What the task requires:
Repeat the material in full. Keep every line exactly as it is.

Provided data:

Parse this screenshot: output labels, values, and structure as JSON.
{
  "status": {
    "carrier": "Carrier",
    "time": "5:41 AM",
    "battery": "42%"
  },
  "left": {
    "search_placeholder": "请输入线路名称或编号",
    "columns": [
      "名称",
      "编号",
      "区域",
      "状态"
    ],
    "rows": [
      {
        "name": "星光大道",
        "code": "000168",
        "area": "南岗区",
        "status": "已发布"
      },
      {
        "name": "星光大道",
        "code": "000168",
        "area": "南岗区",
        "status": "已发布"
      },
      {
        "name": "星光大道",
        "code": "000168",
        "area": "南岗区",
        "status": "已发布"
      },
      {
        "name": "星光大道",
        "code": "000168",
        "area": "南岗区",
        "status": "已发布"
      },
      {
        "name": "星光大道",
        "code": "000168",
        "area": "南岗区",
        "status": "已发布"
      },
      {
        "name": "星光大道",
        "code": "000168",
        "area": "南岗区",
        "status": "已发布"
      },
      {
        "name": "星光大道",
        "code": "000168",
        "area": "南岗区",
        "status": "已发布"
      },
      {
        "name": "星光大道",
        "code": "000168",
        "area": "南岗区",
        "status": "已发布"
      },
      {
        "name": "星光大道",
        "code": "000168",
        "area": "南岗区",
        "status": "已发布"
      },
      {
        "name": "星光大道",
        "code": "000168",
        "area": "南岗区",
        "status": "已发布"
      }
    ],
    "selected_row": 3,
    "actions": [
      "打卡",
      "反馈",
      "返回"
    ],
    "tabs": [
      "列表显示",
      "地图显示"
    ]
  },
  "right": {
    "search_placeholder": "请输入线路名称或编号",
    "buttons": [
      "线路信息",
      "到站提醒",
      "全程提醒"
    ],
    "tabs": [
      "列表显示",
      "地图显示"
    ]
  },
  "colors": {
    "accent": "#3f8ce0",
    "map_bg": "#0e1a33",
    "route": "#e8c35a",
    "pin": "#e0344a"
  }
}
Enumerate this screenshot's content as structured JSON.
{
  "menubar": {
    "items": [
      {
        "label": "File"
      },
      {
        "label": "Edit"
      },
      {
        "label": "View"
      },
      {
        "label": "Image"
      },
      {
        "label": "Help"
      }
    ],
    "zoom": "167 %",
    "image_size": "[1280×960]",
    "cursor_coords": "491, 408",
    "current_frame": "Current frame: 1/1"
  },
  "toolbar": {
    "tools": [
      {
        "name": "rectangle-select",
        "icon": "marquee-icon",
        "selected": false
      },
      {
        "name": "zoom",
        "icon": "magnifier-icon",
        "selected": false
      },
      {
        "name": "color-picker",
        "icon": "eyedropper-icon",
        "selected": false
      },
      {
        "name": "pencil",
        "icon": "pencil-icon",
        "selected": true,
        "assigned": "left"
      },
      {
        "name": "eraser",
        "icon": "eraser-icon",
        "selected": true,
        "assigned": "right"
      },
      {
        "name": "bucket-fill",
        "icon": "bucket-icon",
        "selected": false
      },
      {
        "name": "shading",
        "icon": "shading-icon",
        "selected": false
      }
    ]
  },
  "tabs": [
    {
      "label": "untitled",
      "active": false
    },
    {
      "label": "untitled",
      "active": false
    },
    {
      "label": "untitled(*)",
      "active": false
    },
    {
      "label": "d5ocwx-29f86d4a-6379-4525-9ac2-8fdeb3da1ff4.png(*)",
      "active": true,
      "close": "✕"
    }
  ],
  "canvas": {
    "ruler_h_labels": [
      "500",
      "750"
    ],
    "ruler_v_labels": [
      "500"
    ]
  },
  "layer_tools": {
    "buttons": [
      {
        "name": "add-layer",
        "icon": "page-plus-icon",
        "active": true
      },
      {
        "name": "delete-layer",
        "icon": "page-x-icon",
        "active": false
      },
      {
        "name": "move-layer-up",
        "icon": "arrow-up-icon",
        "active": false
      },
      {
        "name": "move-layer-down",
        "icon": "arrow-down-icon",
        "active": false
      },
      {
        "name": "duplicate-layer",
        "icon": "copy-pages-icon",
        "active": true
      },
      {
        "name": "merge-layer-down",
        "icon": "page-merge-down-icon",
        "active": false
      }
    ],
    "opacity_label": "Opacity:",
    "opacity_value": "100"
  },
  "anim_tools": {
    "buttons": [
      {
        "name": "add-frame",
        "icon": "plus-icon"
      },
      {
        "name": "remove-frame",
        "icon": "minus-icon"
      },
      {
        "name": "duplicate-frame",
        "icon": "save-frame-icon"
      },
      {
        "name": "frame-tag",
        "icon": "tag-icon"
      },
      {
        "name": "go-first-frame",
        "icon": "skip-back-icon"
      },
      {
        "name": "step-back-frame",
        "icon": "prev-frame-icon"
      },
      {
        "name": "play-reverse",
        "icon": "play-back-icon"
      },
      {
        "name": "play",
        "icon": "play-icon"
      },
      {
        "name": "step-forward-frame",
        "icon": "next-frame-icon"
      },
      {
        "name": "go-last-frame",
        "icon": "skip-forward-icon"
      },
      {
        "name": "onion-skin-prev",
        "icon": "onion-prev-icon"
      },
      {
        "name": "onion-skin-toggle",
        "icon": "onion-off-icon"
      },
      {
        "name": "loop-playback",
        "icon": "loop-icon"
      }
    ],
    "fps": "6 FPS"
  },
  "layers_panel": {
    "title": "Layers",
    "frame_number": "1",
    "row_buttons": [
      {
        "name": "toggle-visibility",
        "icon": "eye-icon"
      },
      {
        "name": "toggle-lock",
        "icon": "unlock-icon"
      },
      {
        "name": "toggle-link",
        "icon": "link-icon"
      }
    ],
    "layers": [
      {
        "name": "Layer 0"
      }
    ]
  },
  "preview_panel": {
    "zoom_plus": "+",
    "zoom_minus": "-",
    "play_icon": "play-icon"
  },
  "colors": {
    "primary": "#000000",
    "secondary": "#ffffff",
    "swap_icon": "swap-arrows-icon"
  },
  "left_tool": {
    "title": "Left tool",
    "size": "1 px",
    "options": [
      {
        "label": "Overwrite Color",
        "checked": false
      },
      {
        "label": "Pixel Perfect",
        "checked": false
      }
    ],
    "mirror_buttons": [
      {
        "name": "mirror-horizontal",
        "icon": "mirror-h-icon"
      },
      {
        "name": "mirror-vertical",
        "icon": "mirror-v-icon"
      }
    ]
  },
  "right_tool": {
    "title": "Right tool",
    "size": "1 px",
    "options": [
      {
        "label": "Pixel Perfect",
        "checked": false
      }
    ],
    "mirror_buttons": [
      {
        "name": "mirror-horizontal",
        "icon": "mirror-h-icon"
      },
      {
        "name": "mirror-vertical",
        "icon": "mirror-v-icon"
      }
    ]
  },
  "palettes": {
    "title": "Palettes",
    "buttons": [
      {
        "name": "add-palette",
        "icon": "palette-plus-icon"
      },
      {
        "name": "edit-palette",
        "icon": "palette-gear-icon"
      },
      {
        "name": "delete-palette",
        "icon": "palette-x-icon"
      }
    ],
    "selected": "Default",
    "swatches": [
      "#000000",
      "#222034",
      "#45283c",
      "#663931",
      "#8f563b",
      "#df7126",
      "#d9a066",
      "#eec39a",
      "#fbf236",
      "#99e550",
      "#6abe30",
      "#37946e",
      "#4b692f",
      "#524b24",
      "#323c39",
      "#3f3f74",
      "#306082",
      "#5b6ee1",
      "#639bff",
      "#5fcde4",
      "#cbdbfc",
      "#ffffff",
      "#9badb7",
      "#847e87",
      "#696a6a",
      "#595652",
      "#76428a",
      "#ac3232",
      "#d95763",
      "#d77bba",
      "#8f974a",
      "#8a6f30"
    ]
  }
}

Finished task:
Parse this screenshot: output labels, values, and structure as JSON.
{
  "status": {
    "carrier": "Carrier",
    "time": "5:41 AM",
    "battery": "42%"
  },
  "left": {
    "search_placeholder": "请输入线路名称或编号",
    "columns": [
      "名称",
      "编号",
      "区域",
      "状态"
    ],
    "rows": [
      {
        "name": "星光大道",
        "code": "000168",
        "area": "南岗区",
        "status": "已发布"
      },
      {
        "name": "星光大道",
        "code": "000168",
        "area": "南岗区",
        "status": "已发布"
      },
      {
        "name": "星光大道",
        "code": "000168",
        "area": "南岗区",
        "status": "已发布"
      },
      {
        "name": "星光大道",
        "code": "000168",
        "area": "南岗区",
        "status": "已发布"
      },
      {
        "name": "星光大道",
        "code": "000168",
        "area": "南岗区",
        "status": "已发布"
      },
      {
        "name": "星光大道",
        "code": "000168",
        "area": "南岗区",
        "status": "已发布"
      },
      {
        "name": "星光大道",
        "code": "000168",
        "area": "南岗区",
        "status": "已发布"
      },
      {
        "name": "星光大道",
        "code": "000168",
        "area": "南岗区",
        "status": "已发布"
      },
      {
        "name": "星光大道",
        "code": "000168",
        "area": "南岗区",
        "status": "已发布"
      },
      {
        "name": "星光大道",
        "code": "000168",
        "area": "南岗区",
        "status": "已发布"
      }
    ],
    "selected_row": 3,
    "actions": [
      "打卡",
      "反馈",
      "返回"
    ],
    "tabs": [
      "列表显示",
      "地图显示"
    ]
  },
  "right": {
    "search_placeholder": "请输入线路名称或编号",
    "buttons": [
      "线路信息",
      "到站提醒",
      "全程提醒"
    ],
    "tabs": [
      "列表显示",
      "地图显示"
    ]
  },
  "colors": {
    "accent": "#3f8ce0",
    "map_bg": "#0e1a33",
    "route": "#e8c35a",
    "pin": "#e0344a"
  }
}
Enumerate this screenshot's content as structured JSON.
{
  "menubar": {
    "items": [
      {
        "label": "File"
      },
      {
        "label": "Edit"
      },
      {
        "label": "View"
      },
      {
        "label": "Image"
      },
      {
        "label": "Help"
      }
    ],
    "zoom": "167 %",
    "image_size": "[1280×960]",
    "cursor_coords": "491, 408",
    "current_frame": "Current frame: 1/1"
  },
  "toolbar": {
    "tools": [
      {
        "name": "rectangle-select",
        "icon": "marquee-icon",
        "selected": false
      },
      {
        "name": "zoom",
        "icon": "magnifier-icon",
        "selected": false
      },
      {
        "name": "color-picker",
        "icon": "eyedropper-icon",
        "selected": false
      },
      {
        "name": "pencil",
        "icon": "pencil-icon",
        "selected": true,
        "assigned": "left"
      },
      {
        "name": "eraser",
        "icon": "eraser-icon",
        "selected": true,
        "assigned": "right"
      },
      {
        "name": "bucket-fill",
        "icon": "bucket-icon",
        "selected": false
      },
      {
        "name": "shading",
        "icon": "shading-icon",
        "selected": false
      }
    ]
  },
  "tabs": [
    {
      "label": "untitled",
      "active": false
    },
    {
      "label": "untitled",
      "active": false
    },
    {
      "label": "untitled(*)",
      "active": false
    },
    {
      "label": "d5ocwx-29f86d4a-6379-4525-9ac2-8fdeb3da1ff4.png(*)",
      "active": true,
      "close": "✕"
    }
  ],
  "canvas": {
    "ruler_h_labels": [
      "500",
      "750"
    ],
    "ruler_v_labels": [
      "500"
    ]
  },
  "layer_tools": {
    "buttons": [
      {
        "name": "add-layer",
        "icon": "page-plus-icon",
        "active": true
      },
      {
        "name": "delete-layer",
        "icon": "page-x-icon",
        "active": false
      },
      {
        "name": "move-layer-up",
        "icon": "arrow-up-icon",
        "active": false
      },
      {
        "name": "move-layer-down",
        "icon": "arrow-down-icon",
        "active": false
      },
      {
        "name": "duplicate-layer",
        "icon": "copy-pages-icon",
        "active": true
      },
      {
        "name": "merge-layer-down",
        "icon": "page-merge-down-icon",
        "active": false
      }
    ],
    "opacity_label": "Opacity:",
    "opacity_value": "100"
  },
  "anim_tools": {
    "buttons": [
      {
        "name": "add-frame",
        "icon": "plus-icon"
      },
      {
        "name": "remove-frame",
        "icon": "minus-icon"
      },
      {
        "name": "duplicate-frame",
        "icon": "save-frame-icon"
      },
      {
        "name": "frame-tag",
        "icon": "tag-icon"
      },
      {
        "name": "go-first-frame",
        "icon": "skip-back-icon"
      },
      {
        "name": "step-back-frame",
        "icon": "prev-frame-icon"
      },
      {
        "name": "play-reverse",
        "icon": "play-back-icon"
      },
      {
        "name": "play",
        "icon": "play-icon"
      },
      {
        "name": "step-forward-frame",
        "icon": "next-frame-icon"
      },
      {
        "name": "go-last-frame",
        "icon": "skip-forward-icon"
      },
      {
        "name": "onion-skin-prev",
        "icon": "onion-prev-icon"
      },
      {
        "name": "onion-skin-toggle",
        "icon": "onion-off-icon"
      },
      {
        "name": "loop-playback",
        "icon": "loop-icon"
      }
    ],
    "fps": "6 FPS"
  },
  "layers_panel": {
    "title": "Layers",
    "frame_number": "1",
    "row_buttons": [
      {
        "name": "toggle-visibility",
        "icon": "eye-icon"
      },
      {
        "name": "toggle-lock",
        "icon": "unlock-icon"
      },
      {
        "name": "toggle-link",
        "icon": "link-icon"
      }
    ],
    "layers": [
      {
        "name": "Layer 0"
      }
    ]
  },
  "preview_panel": {
    "zoom_plus": "+",
    "zoom_minus": "-",
    "play_icon": "play-icon"
  },
  "colors": {
    "primary": "#000000",
    "secondary": "#ffffff",
    "swap_icon": "swap-arrows-icon"
  },
  "left_tool": {
    "title": "Left tool",
    "size": "1 px",
    "options": [
      {
        "label": "Overwrite Color",
        "checked": false
      },
      {
        "label": "Pixel Perfect",
        "checked": false
      }
    ],
    "mirror_buttons": [
      {
        "name": "mirror-horizontal",
        "icon": "mirror-h-icon"
      },
      {
        "name": "mirror-vertical",
        "icon": "mirror-v-icon"
      }
    ]
  },
  "right_tool": {
    "title": "Right tool",
    "size": "1 px",
    "options": [
      {
        "label": "Pixel Perfect",
        "checked": false
      }
    ],
    "mirror_buttons": [
      {
        "name": "mirror-horizontal",
        "icon": "mirror-h-icon"
      },
      {
        "name": "mirror-vertical",
        "icon": "mirror-v-icon"
      }
    ]
  },
  "palettes": {
    "title": "Palettes",
    "buttons": [
      {
        "name": "add-palette",
        "icon": "palette-plus-icon"
      },
      {
        "name": "edit-palette",
        "icon": "palette-gear-icon"
      },
      {
        "name": "delete-palette",
        "icon": "palette-x-icon"
      }
    ],
    "selected": "Default",
    "swatches": [
      "#000000",
      "#222034",
      "#45283c",
      "#663931",
      "#8f563b",
      "#df7126",
      "#d9a066",
      "#eec39a",
      "#fbf236",
      "#99e550",
      "#6abe30",
      "#37946e",
      "#4b692f",
      "#524b24",
      "#323c39",
      "#3f3f74",
      "#306082",
      "#5b6ee1",
      "#639bff",
      "#5fcde4",
      "#cbdbfc",
      "#ffffff",
      "#9badb7",
      "#847e87",
      "#696a6a",
      "#595652",
      "#76428a",
      "#ac3232",
      "#d95763",
      "#d77bba",
      "#8f974a",
      "#8a6f30"
    ]
  }
}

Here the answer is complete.